> _Goal of the exercise_
Write out the records below again, replacing "pixel coordinates" with "screen coordinates" and keeping everything else the same. Omit the pictures from your answer.

[Information given start]

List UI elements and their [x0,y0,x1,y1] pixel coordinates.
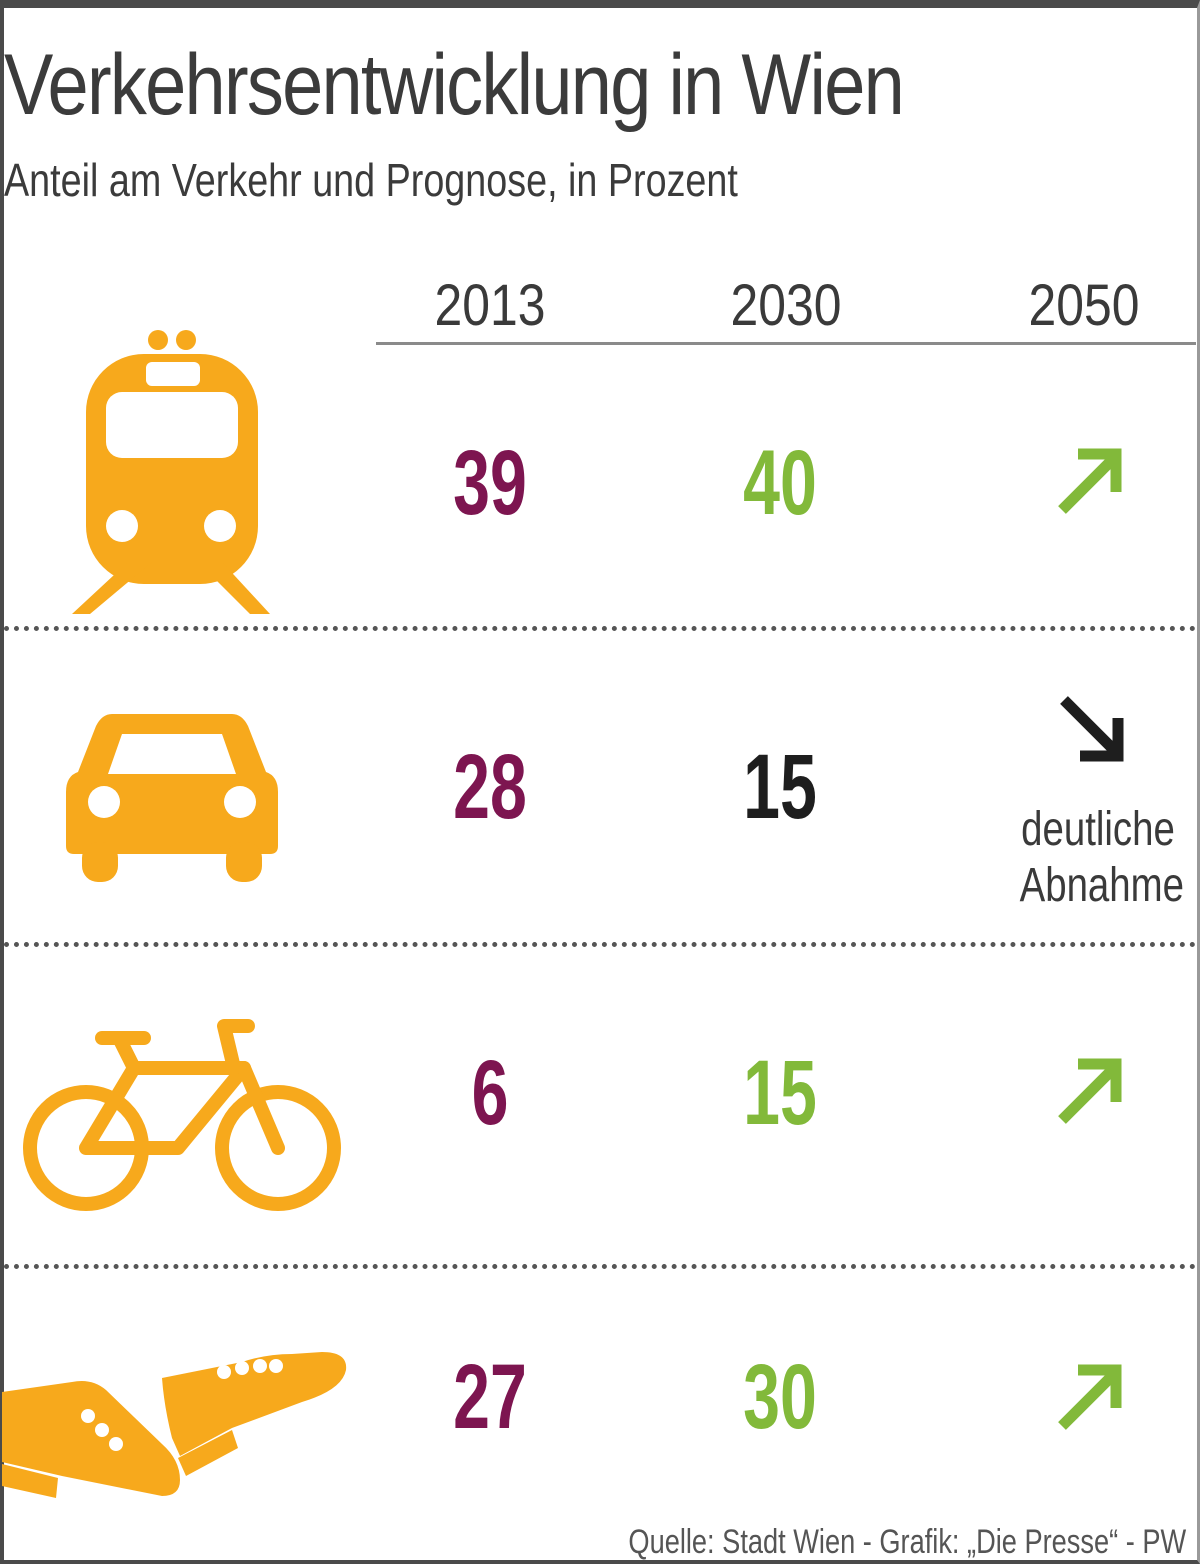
row-divider [4,1264,1196,1269]
arrow-up-icon [1058,1058,1122,1124]
value-2030-public-transport: 40 [743,432,817,534]
value-2013-car: 28 [453,736,527,838]
arrow-up-icon [1058,448,1122,514]
trend-note-car: deutliche Abnahme [1019,803,1184,912]
value-2030-bicycle: 15 [743,1042,817,1144]
row-divider [4,626,1196,631]
column-header-2013: 2013 [434,273,546,338]
row-divider [4,942,1196,947]
column-header-2050: 2050 [1028,273,1140,338]
car-icon [66,714,278,882]
value-2013-walking: 27 [453,1346,527,1448]
value-2030-walking: 30 [743,1346,817,1448]
arrow-up-icon [1058,1364,1122,1430]
chart-title: Verkehrsentwicklung in Wien [4,37,905,133]
value-2013-bicycle: 6 [471,1042,509,1144]
value-2013-public-transport: 39 [453,432,527,534]
source-credit: Quelle: Stadt Wien - Grafik: „Die Presse… [628,1523,1186,1561]
chart-subtitle: Anteil am Verkehr und Prognose, in Proze… [4,154,738,206]
value-2030-car: 15 [743,736,817,838]
header-rule [376,342,1196,345]
train-icon [72,330,270,614]
column-header-2030: 2030 [730,273,842,338]
arrow-down-icon [1060,696,1124,762]
shoes-icon [2,1352,347,1498]
bicycle-icon [23,1019,341,1211]
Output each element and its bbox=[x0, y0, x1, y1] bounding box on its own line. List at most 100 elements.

[Information given end]

> _The output_
List UI elements and their [x0,y0,x1,y1] screen coordinates.
row-divider [4,1264,1196,1269]
arrow-up-icon [1058,1058,1122,1124]
value-2030-public-transport: 40 [743,432,817,534]
value-2013-car: 28 [453,736,527,838]
arrow-up-icon [1058,448,1122,514]
trend-note-car: deutliche Abnahme [1019,803,1184,912]
value-2030-bicycle: 15 [743,1042,817,1144]
row-divider [4,626,1196,631]
column-header-2013: 2013 [434,273,546,338]
row-divider [4,942,1196,947]
column-header-2050: 2050 [1028,273,1140,338]
car-icon [66,714,278,882]
value-2013-walking: 27 [453,1346,527,1448]
value-2030-walking: 30 [743,1346,817,1448]
arrow-up-icon [1058,1364,1122,1430]
chart-title: Verkehrsentwicklung in Wien [4,37,905,133]
value-2013-bicycle: 6 [471,1042,509,1144]
value-2013-public-transport: 39 [453,432,527,534]
source-credit: Quelle: Stadt Wien - Grafik: „Die Presse… [628,1523,1186,1561]
chart-subtitle: Anteil am Verkehr und Prognose, in Proze… [4,154,738,206]
value-2030-car: 15 [743,736,817,838]
header-rule [376,342,1196,345]
train-icon [72,330,270,614]
column-header-2030: 2030 [730,273,842,338]
arrow-down-icon [1060,696,1124,762]
shoes-icon [2,1352,347,1498]
bicycle-icon [23,1019,341,1211]
Output each element and its bbox=[x0, y0, x1, y1] bounding box on its own line. List at most 100 elements.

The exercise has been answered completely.